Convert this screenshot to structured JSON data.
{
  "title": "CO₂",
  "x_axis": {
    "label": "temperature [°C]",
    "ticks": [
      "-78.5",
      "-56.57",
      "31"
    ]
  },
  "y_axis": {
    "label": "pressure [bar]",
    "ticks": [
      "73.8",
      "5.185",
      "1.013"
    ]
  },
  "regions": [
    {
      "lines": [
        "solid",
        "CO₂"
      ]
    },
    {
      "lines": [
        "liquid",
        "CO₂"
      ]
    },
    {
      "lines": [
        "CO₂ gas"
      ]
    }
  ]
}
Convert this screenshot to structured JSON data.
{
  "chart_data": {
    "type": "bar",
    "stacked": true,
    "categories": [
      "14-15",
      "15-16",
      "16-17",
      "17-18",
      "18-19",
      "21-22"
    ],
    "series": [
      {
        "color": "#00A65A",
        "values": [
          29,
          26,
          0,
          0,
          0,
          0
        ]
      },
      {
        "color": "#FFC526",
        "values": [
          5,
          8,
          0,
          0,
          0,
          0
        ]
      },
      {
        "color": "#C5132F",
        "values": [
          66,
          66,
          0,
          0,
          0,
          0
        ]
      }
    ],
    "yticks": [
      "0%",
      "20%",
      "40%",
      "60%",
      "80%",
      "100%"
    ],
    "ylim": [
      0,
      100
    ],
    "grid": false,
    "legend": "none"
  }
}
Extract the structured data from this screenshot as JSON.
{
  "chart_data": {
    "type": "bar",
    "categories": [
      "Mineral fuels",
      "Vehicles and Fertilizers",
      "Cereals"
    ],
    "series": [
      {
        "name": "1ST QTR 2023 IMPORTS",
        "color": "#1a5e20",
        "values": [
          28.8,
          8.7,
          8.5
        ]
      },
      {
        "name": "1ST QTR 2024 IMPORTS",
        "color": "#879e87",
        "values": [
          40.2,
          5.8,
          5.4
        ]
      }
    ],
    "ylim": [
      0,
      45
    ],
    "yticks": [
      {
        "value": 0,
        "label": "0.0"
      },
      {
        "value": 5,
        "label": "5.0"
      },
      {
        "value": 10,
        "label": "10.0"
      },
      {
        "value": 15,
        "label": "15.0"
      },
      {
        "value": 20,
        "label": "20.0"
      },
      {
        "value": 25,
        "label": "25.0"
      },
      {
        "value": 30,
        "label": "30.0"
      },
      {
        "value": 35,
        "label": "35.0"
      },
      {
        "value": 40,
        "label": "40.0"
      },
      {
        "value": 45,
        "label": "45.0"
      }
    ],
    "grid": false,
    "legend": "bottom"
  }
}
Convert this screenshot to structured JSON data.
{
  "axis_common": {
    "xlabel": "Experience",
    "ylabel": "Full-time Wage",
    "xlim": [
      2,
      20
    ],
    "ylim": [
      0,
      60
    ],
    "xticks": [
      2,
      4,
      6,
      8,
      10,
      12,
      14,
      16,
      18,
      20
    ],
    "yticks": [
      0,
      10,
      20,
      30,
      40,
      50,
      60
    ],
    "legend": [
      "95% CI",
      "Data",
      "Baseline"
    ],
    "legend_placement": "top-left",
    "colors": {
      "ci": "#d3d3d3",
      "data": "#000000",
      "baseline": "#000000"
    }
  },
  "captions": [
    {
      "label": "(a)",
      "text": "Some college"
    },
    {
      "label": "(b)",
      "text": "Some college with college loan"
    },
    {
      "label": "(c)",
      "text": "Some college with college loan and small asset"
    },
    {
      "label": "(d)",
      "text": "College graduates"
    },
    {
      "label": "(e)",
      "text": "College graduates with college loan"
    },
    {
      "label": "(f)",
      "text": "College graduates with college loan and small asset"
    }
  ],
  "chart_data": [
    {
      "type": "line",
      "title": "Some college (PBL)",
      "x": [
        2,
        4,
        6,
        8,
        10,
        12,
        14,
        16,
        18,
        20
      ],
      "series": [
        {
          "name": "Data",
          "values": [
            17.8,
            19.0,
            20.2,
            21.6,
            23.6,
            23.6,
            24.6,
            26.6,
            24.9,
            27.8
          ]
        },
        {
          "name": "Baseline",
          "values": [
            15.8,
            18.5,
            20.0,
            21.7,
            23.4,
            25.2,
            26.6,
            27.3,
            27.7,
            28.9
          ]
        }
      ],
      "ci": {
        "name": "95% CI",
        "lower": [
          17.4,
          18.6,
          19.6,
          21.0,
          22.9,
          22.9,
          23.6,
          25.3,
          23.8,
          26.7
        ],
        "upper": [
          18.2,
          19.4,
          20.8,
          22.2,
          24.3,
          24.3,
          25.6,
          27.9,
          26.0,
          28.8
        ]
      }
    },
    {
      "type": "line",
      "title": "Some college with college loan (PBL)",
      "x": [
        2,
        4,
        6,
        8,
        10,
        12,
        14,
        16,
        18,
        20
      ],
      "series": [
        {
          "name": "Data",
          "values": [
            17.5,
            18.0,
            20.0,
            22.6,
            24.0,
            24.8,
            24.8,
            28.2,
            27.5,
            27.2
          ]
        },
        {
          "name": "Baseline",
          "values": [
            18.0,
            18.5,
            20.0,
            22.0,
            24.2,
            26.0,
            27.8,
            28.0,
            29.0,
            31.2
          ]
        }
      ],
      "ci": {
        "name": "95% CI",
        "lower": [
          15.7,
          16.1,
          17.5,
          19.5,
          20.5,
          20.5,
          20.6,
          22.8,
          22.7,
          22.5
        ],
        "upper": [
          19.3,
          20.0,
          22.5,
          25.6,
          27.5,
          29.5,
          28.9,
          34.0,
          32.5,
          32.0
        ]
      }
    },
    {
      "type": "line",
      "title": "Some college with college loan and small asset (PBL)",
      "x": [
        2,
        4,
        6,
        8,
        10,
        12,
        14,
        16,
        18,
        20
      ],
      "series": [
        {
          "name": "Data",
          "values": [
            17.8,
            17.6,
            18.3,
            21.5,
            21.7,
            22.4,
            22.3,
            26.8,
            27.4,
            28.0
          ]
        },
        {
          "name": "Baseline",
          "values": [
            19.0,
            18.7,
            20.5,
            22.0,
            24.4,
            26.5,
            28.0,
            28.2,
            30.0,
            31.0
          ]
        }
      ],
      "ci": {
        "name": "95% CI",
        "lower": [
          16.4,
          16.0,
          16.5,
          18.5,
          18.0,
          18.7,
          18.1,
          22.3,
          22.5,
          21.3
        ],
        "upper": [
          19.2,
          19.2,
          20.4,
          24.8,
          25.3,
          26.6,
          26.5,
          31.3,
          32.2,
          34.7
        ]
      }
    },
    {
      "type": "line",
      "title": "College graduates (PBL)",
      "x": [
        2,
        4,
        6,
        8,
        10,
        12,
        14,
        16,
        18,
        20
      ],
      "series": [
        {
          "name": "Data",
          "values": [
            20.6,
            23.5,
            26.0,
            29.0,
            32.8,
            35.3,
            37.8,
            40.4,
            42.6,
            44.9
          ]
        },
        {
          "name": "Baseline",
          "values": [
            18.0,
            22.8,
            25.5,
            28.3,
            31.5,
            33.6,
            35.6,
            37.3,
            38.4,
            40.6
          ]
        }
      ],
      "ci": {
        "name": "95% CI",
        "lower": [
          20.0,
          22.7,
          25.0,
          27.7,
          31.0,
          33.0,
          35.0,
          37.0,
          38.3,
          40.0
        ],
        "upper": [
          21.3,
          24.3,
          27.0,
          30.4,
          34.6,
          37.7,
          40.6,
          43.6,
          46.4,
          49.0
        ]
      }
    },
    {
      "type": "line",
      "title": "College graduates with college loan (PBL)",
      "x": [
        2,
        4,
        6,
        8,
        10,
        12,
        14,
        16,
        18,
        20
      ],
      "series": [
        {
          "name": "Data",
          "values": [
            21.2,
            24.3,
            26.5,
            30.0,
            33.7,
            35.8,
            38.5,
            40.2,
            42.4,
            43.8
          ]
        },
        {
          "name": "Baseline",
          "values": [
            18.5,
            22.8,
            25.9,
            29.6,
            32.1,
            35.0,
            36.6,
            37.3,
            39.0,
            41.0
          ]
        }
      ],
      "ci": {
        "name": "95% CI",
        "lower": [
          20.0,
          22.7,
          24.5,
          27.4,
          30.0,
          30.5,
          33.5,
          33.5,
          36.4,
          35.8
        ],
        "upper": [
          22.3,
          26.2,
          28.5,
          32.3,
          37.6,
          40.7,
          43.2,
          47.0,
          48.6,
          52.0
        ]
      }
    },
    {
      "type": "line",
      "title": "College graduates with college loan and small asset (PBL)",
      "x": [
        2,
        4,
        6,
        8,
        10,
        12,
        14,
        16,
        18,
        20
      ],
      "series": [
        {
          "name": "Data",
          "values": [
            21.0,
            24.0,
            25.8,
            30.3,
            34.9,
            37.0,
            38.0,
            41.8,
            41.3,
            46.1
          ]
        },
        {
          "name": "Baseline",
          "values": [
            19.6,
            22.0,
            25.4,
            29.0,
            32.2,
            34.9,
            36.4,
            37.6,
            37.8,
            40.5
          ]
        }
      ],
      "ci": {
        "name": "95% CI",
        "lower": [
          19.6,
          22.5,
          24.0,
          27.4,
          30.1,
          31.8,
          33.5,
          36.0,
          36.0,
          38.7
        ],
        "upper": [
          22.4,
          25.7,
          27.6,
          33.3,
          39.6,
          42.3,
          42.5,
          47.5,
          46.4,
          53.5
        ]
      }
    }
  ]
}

**What the exercise asks:** Find the string "asset" in the entries above and return each line that holds it.

**Result below:**
      "text": "Some college with college loan and small asset"
      "text": "College graduates with college loan and small asset"
      "title": "Some college with college loan and small asset (PBL)",
      "title": "College graduates with college loan and small asset (PBL)",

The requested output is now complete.